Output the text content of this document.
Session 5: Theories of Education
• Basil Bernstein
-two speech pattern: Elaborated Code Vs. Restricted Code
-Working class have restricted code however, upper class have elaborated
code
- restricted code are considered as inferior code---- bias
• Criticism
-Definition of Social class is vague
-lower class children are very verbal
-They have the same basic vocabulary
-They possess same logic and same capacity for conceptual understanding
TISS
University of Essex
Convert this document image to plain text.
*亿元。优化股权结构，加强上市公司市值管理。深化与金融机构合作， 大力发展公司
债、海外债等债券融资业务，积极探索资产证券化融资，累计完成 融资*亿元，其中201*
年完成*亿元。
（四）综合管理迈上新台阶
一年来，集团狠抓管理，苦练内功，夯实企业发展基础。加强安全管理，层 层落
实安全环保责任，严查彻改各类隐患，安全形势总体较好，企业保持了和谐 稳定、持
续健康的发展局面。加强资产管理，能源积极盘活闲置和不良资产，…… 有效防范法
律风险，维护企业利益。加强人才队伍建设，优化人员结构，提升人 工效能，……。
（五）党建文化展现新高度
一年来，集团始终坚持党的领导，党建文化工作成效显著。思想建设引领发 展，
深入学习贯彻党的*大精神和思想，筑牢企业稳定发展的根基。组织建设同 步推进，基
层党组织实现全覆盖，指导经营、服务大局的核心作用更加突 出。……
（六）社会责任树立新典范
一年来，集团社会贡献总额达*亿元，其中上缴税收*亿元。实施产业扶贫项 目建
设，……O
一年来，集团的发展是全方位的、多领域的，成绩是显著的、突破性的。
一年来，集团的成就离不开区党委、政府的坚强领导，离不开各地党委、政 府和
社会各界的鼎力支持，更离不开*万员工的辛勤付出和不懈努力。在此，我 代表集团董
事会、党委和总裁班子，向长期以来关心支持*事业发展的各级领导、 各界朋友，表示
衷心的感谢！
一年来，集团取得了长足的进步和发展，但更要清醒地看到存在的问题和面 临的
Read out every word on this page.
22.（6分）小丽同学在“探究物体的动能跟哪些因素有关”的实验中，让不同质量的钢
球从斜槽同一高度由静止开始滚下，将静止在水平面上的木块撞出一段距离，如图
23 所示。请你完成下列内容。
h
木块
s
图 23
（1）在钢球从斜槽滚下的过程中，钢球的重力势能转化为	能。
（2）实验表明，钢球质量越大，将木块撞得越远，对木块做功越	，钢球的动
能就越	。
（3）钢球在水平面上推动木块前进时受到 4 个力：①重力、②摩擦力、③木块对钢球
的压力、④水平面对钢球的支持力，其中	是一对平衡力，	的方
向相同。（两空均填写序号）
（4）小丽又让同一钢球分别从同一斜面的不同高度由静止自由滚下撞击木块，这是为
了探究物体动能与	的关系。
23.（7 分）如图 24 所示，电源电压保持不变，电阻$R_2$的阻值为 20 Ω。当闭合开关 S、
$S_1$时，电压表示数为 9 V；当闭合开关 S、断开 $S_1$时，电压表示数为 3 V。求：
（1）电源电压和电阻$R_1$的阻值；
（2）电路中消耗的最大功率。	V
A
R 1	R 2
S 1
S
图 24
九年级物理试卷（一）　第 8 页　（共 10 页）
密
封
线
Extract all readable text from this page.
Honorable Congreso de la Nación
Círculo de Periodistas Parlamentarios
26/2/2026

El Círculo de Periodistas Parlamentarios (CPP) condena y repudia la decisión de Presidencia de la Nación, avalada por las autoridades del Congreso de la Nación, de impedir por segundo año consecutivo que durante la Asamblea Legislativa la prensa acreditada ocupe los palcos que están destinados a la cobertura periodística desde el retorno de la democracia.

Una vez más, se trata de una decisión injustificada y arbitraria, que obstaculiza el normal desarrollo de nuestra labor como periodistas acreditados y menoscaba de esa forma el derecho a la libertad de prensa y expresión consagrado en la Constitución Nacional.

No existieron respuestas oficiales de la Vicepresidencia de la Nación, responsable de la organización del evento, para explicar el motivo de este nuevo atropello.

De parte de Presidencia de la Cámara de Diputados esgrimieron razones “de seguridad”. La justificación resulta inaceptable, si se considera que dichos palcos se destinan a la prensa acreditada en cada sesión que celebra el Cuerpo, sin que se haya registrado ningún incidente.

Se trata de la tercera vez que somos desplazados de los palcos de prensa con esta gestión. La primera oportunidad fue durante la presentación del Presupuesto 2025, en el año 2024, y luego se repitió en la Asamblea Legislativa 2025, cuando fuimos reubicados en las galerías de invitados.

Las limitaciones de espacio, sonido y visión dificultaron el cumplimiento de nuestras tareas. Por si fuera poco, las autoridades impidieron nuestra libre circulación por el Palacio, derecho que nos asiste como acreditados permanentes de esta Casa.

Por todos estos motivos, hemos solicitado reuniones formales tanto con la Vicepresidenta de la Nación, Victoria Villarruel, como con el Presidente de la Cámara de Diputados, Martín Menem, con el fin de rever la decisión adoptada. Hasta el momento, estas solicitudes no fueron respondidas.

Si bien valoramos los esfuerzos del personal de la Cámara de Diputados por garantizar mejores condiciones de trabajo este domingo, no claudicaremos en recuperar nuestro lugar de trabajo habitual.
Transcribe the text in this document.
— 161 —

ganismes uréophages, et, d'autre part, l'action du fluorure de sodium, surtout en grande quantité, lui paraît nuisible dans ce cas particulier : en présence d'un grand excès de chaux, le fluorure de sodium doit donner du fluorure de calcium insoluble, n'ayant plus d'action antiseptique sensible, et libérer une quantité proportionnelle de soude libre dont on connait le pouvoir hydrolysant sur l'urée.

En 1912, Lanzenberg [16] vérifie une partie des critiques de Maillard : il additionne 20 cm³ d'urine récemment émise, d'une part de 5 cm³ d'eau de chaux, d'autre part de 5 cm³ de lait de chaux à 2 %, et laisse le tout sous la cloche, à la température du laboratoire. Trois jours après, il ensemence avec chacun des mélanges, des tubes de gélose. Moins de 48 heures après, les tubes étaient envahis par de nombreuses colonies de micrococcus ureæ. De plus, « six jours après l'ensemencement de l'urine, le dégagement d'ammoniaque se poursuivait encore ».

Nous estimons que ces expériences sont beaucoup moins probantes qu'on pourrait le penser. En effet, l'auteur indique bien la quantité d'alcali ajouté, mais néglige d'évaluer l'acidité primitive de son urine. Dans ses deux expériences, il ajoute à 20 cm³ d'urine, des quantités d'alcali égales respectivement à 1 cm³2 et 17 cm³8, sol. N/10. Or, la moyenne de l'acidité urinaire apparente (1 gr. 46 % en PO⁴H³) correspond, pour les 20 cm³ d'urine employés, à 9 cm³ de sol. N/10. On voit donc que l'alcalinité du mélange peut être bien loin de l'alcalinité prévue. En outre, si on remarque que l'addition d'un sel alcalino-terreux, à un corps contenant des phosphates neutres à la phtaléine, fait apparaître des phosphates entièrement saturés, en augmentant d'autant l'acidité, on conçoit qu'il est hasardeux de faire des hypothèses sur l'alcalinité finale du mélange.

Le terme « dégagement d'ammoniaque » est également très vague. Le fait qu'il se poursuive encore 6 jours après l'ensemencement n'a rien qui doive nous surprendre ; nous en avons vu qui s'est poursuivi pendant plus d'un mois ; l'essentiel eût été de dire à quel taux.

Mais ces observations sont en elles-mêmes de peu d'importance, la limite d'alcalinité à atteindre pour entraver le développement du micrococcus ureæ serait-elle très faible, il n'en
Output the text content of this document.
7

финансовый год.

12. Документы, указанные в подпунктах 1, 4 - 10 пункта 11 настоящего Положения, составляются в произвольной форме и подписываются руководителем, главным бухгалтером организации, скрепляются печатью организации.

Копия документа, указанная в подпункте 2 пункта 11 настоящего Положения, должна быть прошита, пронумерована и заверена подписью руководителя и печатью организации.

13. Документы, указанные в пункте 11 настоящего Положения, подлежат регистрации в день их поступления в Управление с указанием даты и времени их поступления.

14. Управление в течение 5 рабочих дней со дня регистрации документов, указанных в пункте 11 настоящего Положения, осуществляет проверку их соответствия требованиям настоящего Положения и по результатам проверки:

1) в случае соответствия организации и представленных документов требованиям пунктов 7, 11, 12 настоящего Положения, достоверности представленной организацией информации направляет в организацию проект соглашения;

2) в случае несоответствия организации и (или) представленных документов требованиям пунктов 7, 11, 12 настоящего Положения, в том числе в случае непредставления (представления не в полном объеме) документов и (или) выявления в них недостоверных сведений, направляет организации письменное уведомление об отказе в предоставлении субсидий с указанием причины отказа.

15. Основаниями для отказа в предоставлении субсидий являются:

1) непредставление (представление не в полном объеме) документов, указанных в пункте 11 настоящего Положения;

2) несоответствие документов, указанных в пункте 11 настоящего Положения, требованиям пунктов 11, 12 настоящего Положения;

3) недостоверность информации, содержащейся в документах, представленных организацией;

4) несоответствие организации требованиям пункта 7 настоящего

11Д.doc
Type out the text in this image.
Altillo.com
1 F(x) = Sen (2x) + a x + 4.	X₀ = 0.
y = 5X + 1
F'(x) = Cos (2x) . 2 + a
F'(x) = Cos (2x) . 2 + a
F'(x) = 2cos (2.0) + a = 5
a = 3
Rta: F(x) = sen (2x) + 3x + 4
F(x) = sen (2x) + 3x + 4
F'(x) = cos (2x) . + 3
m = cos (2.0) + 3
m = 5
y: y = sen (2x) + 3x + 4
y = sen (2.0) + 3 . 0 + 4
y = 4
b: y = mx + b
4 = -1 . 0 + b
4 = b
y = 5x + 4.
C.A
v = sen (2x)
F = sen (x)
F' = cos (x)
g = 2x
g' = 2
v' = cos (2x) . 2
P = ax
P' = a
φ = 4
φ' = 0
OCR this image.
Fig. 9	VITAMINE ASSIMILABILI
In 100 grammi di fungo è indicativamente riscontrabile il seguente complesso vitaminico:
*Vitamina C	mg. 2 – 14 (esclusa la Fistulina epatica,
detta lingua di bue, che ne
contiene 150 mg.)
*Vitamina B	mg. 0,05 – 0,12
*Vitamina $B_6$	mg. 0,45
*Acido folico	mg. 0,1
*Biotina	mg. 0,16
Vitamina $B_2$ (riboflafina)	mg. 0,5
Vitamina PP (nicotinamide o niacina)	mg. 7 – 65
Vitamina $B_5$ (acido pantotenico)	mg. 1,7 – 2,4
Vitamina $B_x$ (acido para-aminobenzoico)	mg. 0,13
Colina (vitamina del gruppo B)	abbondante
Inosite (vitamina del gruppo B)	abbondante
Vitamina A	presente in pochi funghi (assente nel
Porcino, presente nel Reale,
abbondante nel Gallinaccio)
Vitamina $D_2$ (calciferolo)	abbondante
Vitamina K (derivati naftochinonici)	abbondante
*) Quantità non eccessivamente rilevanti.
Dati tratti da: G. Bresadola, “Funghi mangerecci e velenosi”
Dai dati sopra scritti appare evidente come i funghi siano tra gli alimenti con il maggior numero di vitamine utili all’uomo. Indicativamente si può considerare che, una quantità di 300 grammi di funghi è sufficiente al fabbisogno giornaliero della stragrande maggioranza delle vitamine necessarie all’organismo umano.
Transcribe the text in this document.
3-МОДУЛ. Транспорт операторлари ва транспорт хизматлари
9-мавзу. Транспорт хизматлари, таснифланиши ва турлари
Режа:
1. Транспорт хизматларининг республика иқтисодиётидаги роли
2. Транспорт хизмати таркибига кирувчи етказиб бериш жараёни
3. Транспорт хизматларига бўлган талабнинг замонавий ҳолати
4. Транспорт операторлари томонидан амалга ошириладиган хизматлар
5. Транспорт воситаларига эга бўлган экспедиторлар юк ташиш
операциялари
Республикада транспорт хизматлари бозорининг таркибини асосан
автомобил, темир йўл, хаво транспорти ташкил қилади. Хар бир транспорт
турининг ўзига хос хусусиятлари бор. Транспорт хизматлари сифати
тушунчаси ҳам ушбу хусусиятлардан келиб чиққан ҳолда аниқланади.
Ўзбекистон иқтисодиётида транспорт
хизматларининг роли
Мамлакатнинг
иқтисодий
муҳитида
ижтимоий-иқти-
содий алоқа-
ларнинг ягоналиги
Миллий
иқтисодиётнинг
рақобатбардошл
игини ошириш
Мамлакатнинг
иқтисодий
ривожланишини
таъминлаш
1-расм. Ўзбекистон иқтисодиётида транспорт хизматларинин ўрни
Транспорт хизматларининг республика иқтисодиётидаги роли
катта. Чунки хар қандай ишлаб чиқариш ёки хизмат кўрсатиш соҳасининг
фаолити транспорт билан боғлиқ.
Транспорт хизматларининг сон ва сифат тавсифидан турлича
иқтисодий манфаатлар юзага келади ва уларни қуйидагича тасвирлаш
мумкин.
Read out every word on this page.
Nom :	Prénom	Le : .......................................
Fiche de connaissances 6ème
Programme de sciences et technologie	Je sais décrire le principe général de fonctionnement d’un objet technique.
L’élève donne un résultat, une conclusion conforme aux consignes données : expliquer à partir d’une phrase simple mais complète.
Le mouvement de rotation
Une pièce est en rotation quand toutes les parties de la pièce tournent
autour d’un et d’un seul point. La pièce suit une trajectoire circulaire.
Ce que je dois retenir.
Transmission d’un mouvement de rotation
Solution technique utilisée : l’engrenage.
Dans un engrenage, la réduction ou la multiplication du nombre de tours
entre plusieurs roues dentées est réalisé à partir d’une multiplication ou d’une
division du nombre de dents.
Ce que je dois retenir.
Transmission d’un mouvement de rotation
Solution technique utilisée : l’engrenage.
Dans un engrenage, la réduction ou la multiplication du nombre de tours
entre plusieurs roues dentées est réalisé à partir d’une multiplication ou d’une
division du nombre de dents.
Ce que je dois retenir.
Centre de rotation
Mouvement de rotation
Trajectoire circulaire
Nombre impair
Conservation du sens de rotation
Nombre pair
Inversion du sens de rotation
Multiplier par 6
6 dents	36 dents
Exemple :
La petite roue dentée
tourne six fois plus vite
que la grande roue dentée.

++++++

▶ _WHAT NEEDS TO BE DONE_: Copy in full each line that holds the word "vague".

▶ _THE ANSWER_:
-Definition of Social class is vague
Le terme « dégagement d'ammoniaque » est également très vague. Le fait qu'il se poursuive encore 6 jours après l'ensemencement n'a rien qui doive nous surprendre ; nous en avons vu qui s'est poursuivi pendant plus d'un mois ; l'essentiel eût été de dire à quel taux.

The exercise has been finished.